> _Work to do_: Locate the string "down" in the records below. Copy every line where it occurs.

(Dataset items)
■ ■ ■
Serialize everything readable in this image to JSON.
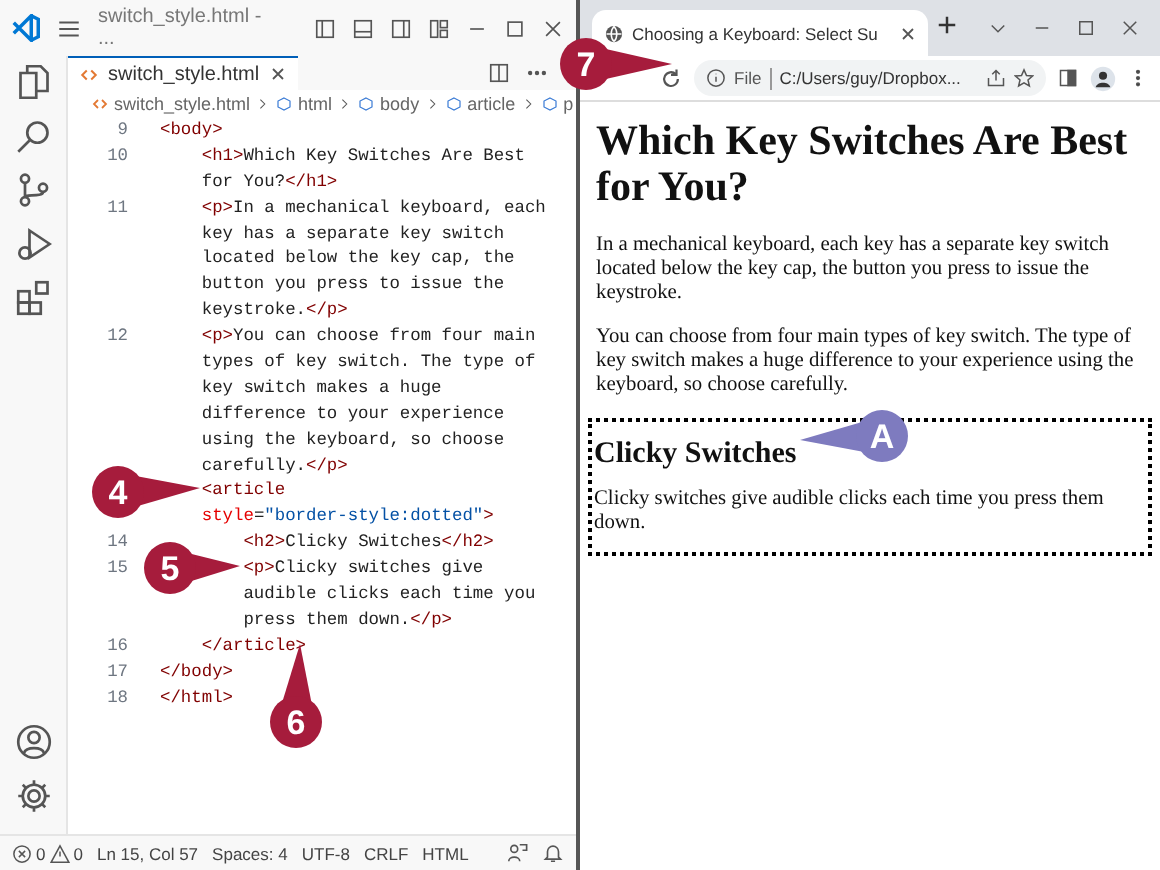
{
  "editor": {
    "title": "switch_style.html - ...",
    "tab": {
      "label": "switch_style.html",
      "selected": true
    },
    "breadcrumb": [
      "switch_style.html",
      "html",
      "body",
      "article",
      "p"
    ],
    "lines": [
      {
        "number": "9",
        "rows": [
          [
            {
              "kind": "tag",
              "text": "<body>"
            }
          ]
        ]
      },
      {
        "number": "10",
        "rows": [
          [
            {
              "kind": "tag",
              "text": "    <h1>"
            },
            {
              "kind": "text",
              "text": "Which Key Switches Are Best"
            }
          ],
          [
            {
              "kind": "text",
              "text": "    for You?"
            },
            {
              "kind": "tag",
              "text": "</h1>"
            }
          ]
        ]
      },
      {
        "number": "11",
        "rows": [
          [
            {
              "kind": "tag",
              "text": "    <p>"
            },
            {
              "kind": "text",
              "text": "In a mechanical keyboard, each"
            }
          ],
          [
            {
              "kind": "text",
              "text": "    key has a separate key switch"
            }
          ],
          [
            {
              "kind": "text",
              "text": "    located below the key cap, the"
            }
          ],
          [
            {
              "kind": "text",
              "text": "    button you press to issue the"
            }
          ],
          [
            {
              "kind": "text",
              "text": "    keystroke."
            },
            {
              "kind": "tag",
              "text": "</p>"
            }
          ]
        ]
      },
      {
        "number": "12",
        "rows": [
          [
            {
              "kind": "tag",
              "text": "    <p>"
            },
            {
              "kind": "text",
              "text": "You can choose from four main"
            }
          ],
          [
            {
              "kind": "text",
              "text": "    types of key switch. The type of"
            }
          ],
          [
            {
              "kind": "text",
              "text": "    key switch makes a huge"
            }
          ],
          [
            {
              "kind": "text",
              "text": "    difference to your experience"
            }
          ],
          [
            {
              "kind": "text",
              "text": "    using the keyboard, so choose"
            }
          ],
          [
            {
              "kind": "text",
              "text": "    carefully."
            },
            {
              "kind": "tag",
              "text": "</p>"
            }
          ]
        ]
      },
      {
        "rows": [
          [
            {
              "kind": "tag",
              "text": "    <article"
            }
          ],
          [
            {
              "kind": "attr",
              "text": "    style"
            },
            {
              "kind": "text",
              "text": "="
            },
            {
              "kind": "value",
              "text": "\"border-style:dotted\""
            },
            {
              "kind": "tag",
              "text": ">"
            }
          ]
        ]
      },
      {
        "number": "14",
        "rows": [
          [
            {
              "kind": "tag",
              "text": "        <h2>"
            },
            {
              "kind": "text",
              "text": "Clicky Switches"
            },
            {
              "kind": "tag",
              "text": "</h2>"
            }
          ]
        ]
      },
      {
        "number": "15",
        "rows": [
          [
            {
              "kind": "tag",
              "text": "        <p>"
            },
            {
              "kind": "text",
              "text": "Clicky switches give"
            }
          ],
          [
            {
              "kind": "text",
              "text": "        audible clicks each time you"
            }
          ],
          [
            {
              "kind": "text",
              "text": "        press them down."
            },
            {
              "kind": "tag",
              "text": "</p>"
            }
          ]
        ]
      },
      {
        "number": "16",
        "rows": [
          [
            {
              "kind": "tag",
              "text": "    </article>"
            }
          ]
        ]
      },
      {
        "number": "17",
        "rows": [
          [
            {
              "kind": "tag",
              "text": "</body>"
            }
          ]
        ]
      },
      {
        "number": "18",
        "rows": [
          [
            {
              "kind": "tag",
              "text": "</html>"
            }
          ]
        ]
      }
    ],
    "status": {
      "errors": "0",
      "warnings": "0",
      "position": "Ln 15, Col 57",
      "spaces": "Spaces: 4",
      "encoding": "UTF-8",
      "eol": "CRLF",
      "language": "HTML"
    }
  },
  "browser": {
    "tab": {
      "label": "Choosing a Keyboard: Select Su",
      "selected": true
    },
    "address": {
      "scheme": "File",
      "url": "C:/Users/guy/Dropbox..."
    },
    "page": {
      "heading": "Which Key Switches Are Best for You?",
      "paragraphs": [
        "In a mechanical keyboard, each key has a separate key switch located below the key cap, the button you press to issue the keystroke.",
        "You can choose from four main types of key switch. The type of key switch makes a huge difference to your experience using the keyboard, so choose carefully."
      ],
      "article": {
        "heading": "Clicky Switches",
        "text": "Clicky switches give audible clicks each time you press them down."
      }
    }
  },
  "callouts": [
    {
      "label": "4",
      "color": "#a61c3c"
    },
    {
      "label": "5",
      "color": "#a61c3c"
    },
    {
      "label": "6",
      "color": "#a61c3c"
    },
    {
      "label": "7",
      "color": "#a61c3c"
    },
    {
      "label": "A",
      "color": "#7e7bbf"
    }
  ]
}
■ ■ ■
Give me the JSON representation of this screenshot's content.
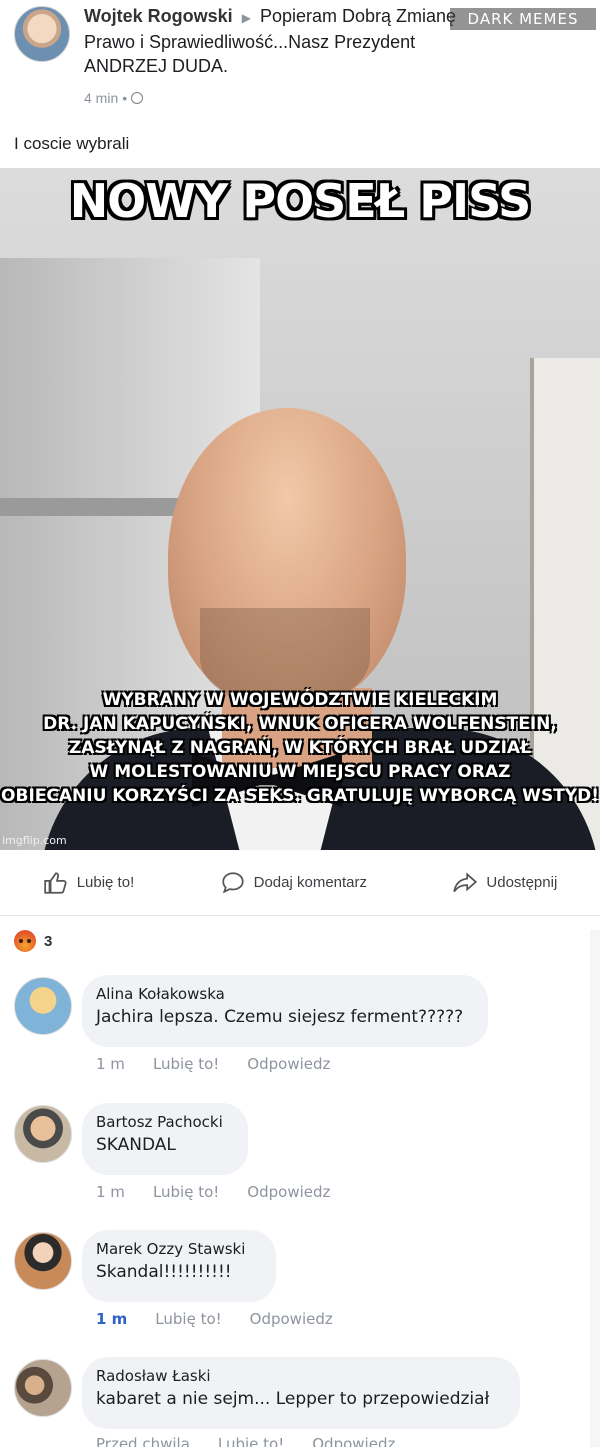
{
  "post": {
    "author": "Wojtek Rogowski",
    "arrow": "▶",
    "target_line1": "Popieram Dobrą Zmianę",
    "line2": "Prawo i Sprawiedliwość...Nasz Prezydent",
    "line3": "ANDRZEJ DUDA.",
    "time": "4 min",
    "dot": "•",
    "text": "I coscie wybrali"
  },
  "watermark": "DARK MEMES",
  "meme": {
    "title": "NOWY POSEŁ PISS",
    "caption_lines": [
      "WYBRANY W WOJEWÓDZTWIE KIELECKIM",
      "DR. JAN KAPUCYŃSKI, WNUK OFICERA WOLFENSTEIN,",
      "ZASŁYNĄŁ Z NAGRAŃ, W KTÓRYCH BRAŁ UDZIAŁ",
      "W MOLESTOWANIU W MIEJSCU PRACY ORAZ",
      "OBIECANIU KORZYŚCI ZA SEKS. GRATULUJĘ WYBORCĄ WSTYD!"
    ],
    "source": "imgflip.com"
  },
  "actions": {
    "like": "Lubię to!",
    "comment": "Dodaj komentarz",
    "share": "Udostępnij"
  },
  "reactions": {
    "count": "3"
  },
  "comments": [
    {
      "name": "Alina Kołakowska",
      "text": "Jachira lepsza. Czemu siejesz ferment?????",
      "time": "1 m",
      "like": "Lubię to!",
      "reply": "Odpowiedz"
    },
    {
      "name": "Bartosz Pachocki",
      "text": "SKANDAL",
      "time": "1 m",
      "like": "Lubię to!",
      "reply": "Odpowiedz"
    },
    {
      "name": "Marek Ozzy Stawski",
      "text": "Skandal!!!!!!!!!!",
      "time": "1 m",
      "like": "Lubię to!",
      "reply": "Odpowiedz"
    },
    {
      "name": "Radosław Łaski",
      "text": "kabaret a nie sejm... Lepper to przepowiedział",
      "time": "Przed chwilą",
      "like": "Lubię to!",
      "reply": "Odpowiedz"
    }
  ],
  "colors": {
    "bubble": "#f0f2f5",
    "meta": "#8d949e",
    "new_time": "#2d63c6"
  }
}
■ ■ ■
> _Answer to this problem_:
              "text": "        press them down."
        "text": "Clicky switches give audible clicks each time you press them down."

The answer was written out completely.